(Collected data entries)

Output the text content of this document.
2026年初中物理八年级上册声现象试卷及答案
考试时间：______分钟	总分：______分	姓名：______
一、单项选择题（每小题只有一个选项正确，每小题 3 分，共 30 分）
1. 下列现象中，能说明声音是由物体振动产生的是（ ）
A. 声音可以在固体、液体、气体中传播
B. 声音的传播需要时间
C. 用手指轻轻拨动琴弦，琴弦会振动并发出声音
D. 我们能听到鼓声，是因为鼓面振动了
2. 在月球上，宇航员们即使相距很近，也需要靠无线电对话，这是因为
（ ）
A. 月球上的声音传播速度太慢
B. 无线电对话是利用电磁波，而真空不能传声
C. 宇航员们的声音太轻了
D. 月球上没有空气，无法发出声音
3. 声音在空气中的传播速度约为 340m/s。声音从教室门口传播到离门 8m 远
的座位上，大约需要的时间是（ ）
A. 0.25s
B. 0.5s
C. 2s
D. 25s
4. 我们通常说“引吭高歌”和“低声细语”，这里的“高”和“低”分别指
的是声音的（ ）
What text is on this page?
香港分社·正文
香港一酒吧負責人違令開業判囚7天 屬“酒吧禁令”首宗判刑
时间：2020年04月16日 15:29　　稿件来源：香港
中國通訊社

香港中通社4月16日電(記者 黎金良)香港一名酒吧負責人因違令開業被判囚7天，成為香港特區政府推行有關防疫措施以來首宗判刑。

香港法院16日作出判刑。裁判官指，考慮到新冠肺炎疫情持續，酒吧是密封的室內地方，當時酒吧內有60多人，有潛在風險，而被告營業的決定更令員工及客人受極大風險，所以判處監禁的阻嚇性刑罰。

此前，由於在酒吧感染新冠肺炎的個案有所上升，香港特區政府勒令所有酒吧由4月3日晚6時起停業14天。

§ Directions
Extract all of the material exactly as it is written.

§ Answer for this exercise
Output the text content of this document.
2026年初中物理八年级上册声现象试卷及答案
考试时间：______分钟	总分：______分	姓名：______
一、单项选择题（每小题只有一个选项正确，每小题 3 分，共 30 分）
1. 下列现象中，能说明声音是由物体振动产生的是（ ）
A. 声音可以在固体、液体、气体中传播
B. 声音的传播需要时间
C. 用手指轻轻拨动琴弦，琴弦会振动并发出声音
D. 我们能听到鼓声，是因为鼓面振动了
2. 在月球上，宇航员们即使相距很近，也需要靠无线电对话，这是因为
（ ）
A. 月球上的声音传播速度太慢
B. 无线电对话是利用电磁波，而真空不能传声
C. 宇航员们的声音太轻了
D. 月球上没有空气，无法发出声音
3. 声音在空气中的传播速度约为 340m/s。声音从教室门口传播到离门 8m 远
的座位上，大约需要的时间是（ ）
A. 0.25s
B. 0.5s
C. 2s
D. 25s
4. 我们通常说“引吭高歌”和“低声细语”，这里的“高”和“低”分别指
的是声音的（ ）
What text is on this page?
香港分社·正文
香港一酒吧負責人違令開業判囚7天 屬“酒吧禁令”首宗判刑
时间：2020年04月16日 15:29　　稿件来源：香港
中國通訊社

香港中通社4月16日電(記者 黎金良)香港一名酒吧負責人因違令開業被判囚7天，成為香港特區政府推行有關防疫措施以來首宗判刑。

香港法院16日作出判刑。裁判官指，考慮到新冠肺炎疫情持續，酒吧是密封的室內地方，當時酒吧內有60多人，有潛在風險，而被告營業的決定更令員工及客人受極大風險，所以判處監禁的阻嚇性刑罰。

此前，由於在酒吧感染新冠肺炎的個案有所上升，香港特區政府勒令所有酒吧由4月3日晚6時起停業14天。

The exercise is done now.